(Entries from a dataset)

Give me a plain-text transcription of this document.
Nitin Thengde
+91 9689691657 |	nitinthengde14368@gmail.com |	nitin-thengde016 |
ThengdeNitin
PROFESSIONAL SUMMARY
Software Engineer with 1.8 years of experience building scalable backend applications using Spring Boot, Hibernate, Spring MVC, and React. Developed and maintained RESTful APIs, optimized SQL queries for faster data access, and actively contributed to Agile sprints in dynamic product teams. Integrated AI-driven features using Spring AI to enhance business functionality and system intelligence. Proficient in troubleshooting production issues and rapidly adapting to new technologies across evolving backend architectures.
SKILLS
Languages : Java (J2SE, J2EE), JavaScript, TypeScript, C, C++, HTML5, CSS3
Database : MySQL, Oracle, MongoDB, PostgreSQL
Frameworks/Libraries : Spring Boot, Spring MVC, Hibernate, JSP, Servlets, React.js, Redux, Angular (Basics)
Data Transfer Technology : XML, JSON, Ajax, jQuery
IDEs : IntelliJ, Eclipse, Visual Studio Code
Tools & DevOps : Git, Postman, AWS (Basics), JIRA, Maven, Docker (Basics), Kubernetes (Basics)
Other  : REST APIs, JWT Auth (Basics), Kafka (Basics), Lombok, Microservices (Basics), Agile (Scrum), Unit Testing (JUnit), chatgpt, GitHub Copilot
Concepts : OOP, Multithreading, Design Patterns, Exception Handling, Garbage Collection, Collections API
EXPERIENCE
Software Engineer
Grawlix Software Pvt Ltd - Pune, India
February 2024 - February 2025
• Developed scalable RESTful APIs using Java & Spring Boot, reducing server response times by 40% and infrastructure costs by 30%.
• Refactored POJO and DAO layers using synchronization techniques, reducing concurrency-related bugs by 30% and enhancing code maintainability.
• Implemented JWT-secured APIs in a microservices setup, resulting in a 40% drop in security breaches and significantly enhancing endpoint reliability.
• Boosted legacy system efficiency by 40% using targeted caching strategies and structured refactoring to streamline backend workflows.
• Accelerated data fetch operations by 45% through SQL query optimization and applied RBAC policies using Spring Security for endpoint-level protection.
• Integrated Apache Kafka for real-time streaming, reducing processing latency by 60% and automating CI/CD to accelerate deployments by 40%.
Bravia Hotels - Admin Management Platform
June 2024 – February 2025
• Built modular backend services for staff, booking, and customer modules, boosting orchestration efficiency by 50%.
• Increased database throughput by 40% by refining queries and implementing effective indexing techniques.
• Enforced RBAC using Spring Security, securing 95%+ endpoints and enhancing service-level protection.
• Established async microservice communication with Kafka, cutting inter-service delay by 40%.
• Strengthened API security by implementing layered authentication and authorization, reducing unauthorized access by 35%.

◆ **What is required**
Search the listing for the string "Integrated". Copy each line where it turns up.

◆ **Answer to the exercise**
Software Engineer with 1.8 years of experience building scalable backend applications using Spring Boot, Hibernate, Spring MVC, and React. Developed and maintained RESTful APIs, optimized SQL queries for faster data access, and actively contributed to Agile sprints in dynamic product teams. Integrated AI-driven features using Spring AI to enhance business functionality and system intelligence. Proficient in troubleshooting production issues and rapidly adapting to new technologies across evolving backend architectures.
• Integrated Apache Kafka for real-time streaming, reducing processing latency by 60% and automating CI/CD to accelerate deployments by 40%.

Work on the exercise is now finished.